### [Instructions to follow]
Write out the listing below exactly, and omit any images you find in it.

### [Records]
** start **
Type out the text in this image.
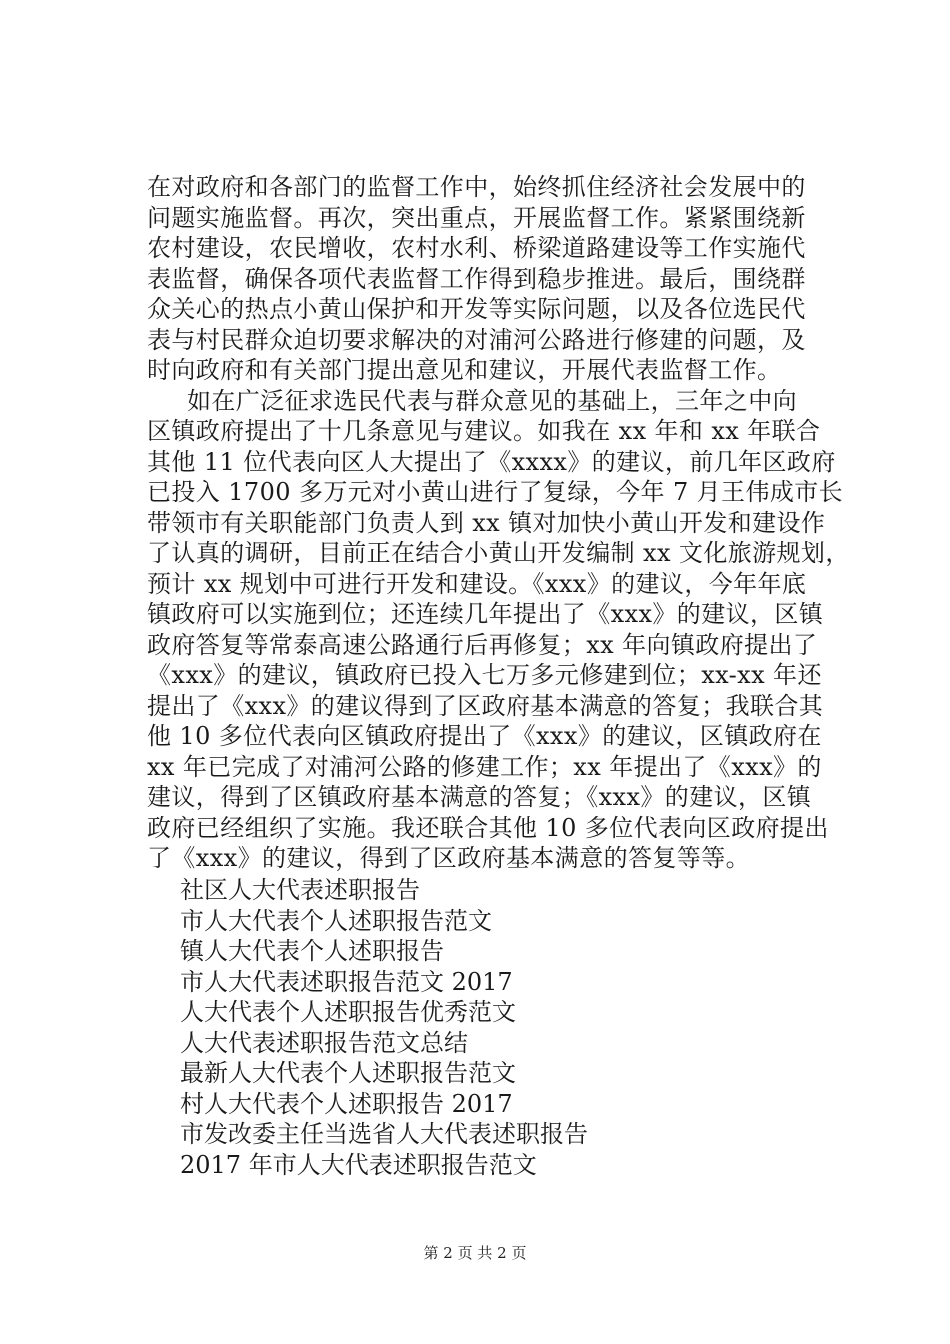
在对政府和各部门的监督工作中，始终抓住经济社会发展中的
问题实施监督。再次，突出重点，开展监督工作。紧紧围绕新
农村建设，农民增收，农村水利、桥梁道路建设等工作实施代
表监督，确保各项代表监督工作得到稳步推进。最后，围绕群
众关心的热点小黄山保护和开发等实际问题，以及各位选民代
表与村民群众迫切要求解决的对浦河公路进行修建的问题，及
时向政府和有关部门提出意见和建议，开展代表监督工作。
如在广泛征求选民代表与群众意见的基础上，三年之中向
区镇政府提出了十几条意见与建议。如我在 xx 年和 xx 年联合
其他 11 位代表向区人大提出了《xxxx》的建议，前几年区政府
已投入 1700 多万元对小黄山进行了复绿，今年 7 月王伟成市长
带领市有关职能部门负责人到 xx 镇对加快小黄山开发和建设作
了认真的调研，目前正在结合小黄山开发编制 xx 文化旅游规划，
预计 xx 规划中可进行开发和建设。《xxx》的建议，今年年底
镇政府可以实施到位；还连续几年提出了《xxx》的建议，区镇
政府答复等常泰高速公路通行后再修复；xx 年向镇政府提出了
《xxx》的建议，镇政府已投入七万多元修建到位；xx-xx 年还
提出了《xxx》的建议得到了区政府基本满意的答复；我联合其
他 10 多位代表向区镇政府提出了《xxx》的建议，区镇政府在
xx 年已完成了对浦河公路的修建工作；xx 年提出了《xxx》的
建议，得到了区镇政府基本满意的答复；《xxx》的建议，区镇
政府已经组织了实施。我还联合其他 10 多位代表向区政府提出
了《xxx》的建议，得到了区政府基本满意的答复等等。
社区人大代表述职报告
市人大代表个人述职报告范文
镇人大代表个人述职报告
市人大代表述职报告范文 2017
人大代表个人述职报告优秀范文
人大代表述职报告范文总结
最新人大代表个人述职报告范文
村人大代表个人述职报告 2017
市发改委主任当选省人大代表述职报告
2017 年市人大代表述职报告范文
第 2 页 共 2 页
** end **
### [Written response]
Type out the text in this image.
在对政府和各部门的监督工作中，始终抓住经济社会发展中的
问题实施监督。再次，突出重点，开展监督工作。紧紧围绕新
农村建设，农民增收，农村水利、桥梁道路建设等工作实施代
表监督，确保各项代表监督工作得到稳步推进。最后，围绕群
众关心的热点小黄山保护和开发等实际问题，以及各位选民代
表与村民群众迫切要求解决的对浦河公路进行修建的问题，及
时向政府和有关部门提出意见和建议，开展代表监督工作。
如在广泛征求选民代表与群众意见的基础上，三年之中向
区镇政府提出了十几条意见与建议。如我在 xx 年和 xx 年联合
其他 11 位代表向区人大提出了《xxxx》的建议，前几年区政府
已投入 1700 多万元对小黄山进行了复绿，今年 7 月王伟成市长
带领市有关职能部门负责人到 xx 镇对加快小黄山开发和建设作
了认真的调研，目前正在结合小黄山开发编制 xx 文化旅游规划，
预计 xx 规划中可进行开发和建设。《xxx》的建议，今年年底
镇政府可以实施到位；还连续几年提出了《xxx》的建议，区镇
政府答复等常泰高速公路通行后再修复；xx 年向镇政府提出了
《xxx》的建议，镇政府已投入七万多元修建到位；xx-xx 年还
提出了《xxx》的建议得到了区政府基本满意的答复；我联合其
他 10 多位代表向区镇政府提出了《xxx》的建议，区镇政府在
xx 年已完成了对浦河公路的修建工作；xx 年提出了《xxx》的
建议，得到了区镇政府基本满意的答复；《xxx》的建议，区镇
政府已经组织了实施。我还联合其他 10 多位代表向区政府提出
了《xxx》的建议，得到了区政府基本满意的答复等等。
社区人大代表述职报告
市人大代表个人述职报告范文
镇人大代表个人述职报告
市人大代表述职报告范文 2017
人大代表个人述职报告优秀范文
人大代表述职报告范文总结
最新人大代表个人述职报告范文
村人大代表个人述职报告 2017
市发改委主任当选省人大代表述职报告
2017 年市人大代表述职报告范文
第 2 页 共 2 页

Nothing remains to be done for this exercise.